■ **What the exercise asks**
Copy the material below word for word, keeping every line and its order unchanged.

■ **Material supplied**
# # # # # # #

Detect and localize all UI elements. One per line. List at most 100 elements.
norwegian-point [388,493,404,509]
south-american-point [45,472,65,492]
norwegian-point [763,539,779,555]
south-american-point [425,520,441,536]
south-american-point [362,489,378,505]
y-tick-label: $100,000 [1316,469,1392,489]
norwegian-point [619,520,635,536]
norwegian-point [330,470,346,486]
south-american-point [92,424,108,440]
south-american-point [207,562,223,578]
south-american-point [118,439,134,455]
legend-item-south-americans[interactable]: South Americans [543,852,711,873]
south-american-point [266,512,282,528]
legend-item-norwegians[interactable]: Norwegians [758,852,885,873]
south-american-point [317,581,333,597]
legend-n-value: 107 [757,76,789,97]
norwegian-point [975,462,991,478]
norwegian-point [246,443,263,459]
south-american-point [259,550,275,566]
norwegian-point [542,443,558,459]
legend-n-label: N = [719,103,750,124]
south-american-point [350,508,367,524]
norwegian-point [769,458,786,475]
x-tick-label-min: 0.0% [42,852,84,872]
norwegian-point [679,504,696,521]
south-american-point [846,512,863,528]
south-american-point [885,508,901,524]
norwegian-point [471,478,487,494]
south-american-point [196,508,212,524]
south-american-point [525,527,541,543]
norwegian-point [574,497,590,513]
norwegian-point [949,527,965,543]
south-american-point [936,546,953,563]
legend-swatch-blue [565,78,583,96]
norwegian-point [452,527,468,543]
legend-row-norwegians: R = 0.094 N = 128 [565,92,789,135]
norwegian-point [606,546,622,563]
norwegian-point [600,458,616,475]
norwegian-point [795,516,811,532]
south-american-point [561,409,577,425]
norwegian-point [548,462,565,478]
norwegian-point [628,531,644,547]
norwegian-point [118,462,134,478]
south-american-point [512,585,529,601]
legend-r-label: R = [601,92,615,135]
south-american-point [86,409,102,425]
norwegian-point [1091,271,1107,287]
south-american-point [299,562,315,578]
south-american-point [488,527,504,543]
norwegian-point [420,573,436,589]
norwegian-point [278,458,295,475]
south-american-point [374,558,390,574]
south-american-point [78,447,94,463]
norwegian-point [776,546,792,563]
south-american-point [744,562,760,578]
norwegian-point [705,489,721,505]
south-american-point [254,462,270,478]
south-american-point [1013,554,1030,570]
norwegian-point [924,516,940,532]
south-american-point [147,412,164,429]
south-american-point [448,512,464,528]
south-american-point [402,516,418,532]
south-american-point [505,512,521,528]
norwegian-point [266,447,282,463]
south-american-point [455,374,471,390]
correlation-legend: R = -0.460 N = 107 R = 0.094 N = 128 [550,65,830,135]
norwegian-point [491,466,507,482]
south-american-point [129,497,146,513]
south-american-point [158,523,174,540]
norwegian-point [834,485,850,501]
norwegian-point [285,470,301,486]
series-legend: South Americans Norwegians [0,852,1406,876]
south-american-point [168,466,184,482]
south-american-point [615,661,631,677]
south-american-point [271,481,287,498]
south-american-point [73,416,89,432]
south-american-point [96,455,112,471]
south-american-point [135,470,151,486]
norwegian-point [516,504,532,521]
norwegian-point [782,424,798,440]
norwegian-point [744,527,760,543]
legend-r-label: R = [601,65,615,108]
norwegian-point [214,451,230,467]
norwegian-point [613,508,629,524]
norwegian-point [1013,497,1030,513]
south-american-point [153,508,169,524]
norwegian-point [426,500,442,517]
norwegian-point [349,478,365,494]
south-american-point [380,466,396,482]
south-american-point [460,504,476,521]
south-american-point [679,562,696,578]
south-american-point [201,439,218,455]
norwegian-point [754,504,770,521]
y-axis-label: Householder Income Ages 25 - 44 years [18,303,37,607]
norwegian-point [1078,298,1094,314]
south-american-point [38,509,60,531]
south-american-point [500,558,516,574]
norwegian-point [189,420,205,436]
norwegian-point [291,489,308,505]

# # # # # # #

■ **Answer to this exercise**
Detect and localize all UI elements. One per line. List at most 100 elements.
norwegian-point [388,493,404,509]
south-american-point [45,472,65,492]
norwegian-point [763,539,779,555]
south-american-point [425,520,441,536]
south-american-point [362,489,378,505]
y-tick-label: $100,000 [1316,469,1392,489]
norwegian-point [619,520,635,536]
norwegian-point [330,470,346,486]
south-american-point [92,424,108,440]
south-american-point [207,562,223,578]
south-american-point [118,439,134,455]
legend-item-south-americans[interactable]: South Americans [543,852,711,873]
south-american-point [266,512,282,528]
legend-item-norwegians[interactable]: Norwegians [758,852,885,873]
south-american-point [317,581,333,597]
legend-n-value: 107 [757,76,789,97]
norwegian-point [975,462,991,478]
norwegian-point [246,443,263,459]
south-american-point [259,550,275,566]
norwegian-point [542,443,558,459]
legend-n-label: N = [719,103,750,124]
south-american-point [350,508,367,524]
norwegian-point [769,458,786,475]
x-tick-label-min: 0.0% [42,852,84,872]
norwegian-point [679,504,696,521]
south-american-point [846,512,863,528]
south-american-point [885,508,901,524]
norwegian-point [471,478,487,494]
south-american-point [196,508,212,524]
south-american-point [525,527,541,543]
norwegian-point [574,497,590,513]
norwegian-point [949,527,965,543]
south-american-point [936,546,953,563]
legend-swatch-blue [565,78,583,96]
norwegian-point [452,527,468,543]
legend-row-norwegians: R = 0.094 N = 128 [565,92,789,135]
norwegian-point [606,546,622,563]
norwegian-point [600,458,616,475]
norwegian-point [795,516,811,532]
south-american-point [561,409,577,425]
norwegian-point [548,462,565,478]
norwegian-point [628,531,644,547]
norwegian-point [118,462,134,478]
south-american-point [512,585,529,601]
legend-r-label: R = [601,92,615,135]
south-american-point [86,409,102,425]
norwegian-point [1091,271,1107,287]
south-american-point [299,562,315,578]
south-american-point [488,527,504,543]
norwegian-point [420,573,436,589]
norwegian-point [278,458,295,475]
south-american-point [374,558,390,574]
south-american-point [78,447,94,463]
norwegian-point [776,546,792,563]
south-american-point [744,562,760,578]
norwegian-point [705,489,721,505]
south-american-point [254,462,270,478]
south-american-point [1013,554,1030,570]
norwegian-point [924,516,940,532]
south-american-point [147,412,164,429]
south-american-point [448,512,464,528]
south-american-point [402,516,418,532]
south-american-point [505,512,521,528]
norwegian-point [266,447,282,463]
south-american-point [455,374,471,390]
correlation-legend: R = -0.460 N = 107 R = 0.094 N = 128 [550,65,830,135]
norwegian-point [491,466,507,482]
south-american-point [129,497,146,513]
south-american-point [158,523,174,540]
norwegian-point [834,485,850,501]
norwegian-point [285,470,301,486]
series-legend: South Americans Norwegians [0,852,1406,876]
south-american-point [168,466,184,482]
south-american-point [615,661,631,677]
south-american-point [271,481,287,498]
south-american-point [73,416,89,432]
south-american-point [96,455,112,471]
south-american-point [135,470,151,486]
norwegian-point [516,504,532,521]
norwegian-point [782,424,798,440]
norwegian-point [744,527,760,543]
legend-r-label: R = [601,65,615,108]
norwegian-point [214,451,230,467]
norwegian-point [613,508,629,524]
norwegian-point [1013,497,1030,513]
south-american-point [153,508,169,524]
norwegian-point [426,500,442,517]
norwegian-point [349,478,365,494]
south-american-point [380,466,396,482]
south-american-point [460,504,476,521]
south-american-point [679,562,696,578]
south-american-point [201,439,218,455]
norwegian-point [754,504,770,521]
y-axis-label: Householder Income Ages 25 - 44 years [18,303,37,607]
norwegian-point [1078,298,1094,314]
south-american-point [38,509,60,531]
south-american-point [500,558,516,574]
norwegian-point [189,420,205,436]
norwegian-point [291,489,308,505]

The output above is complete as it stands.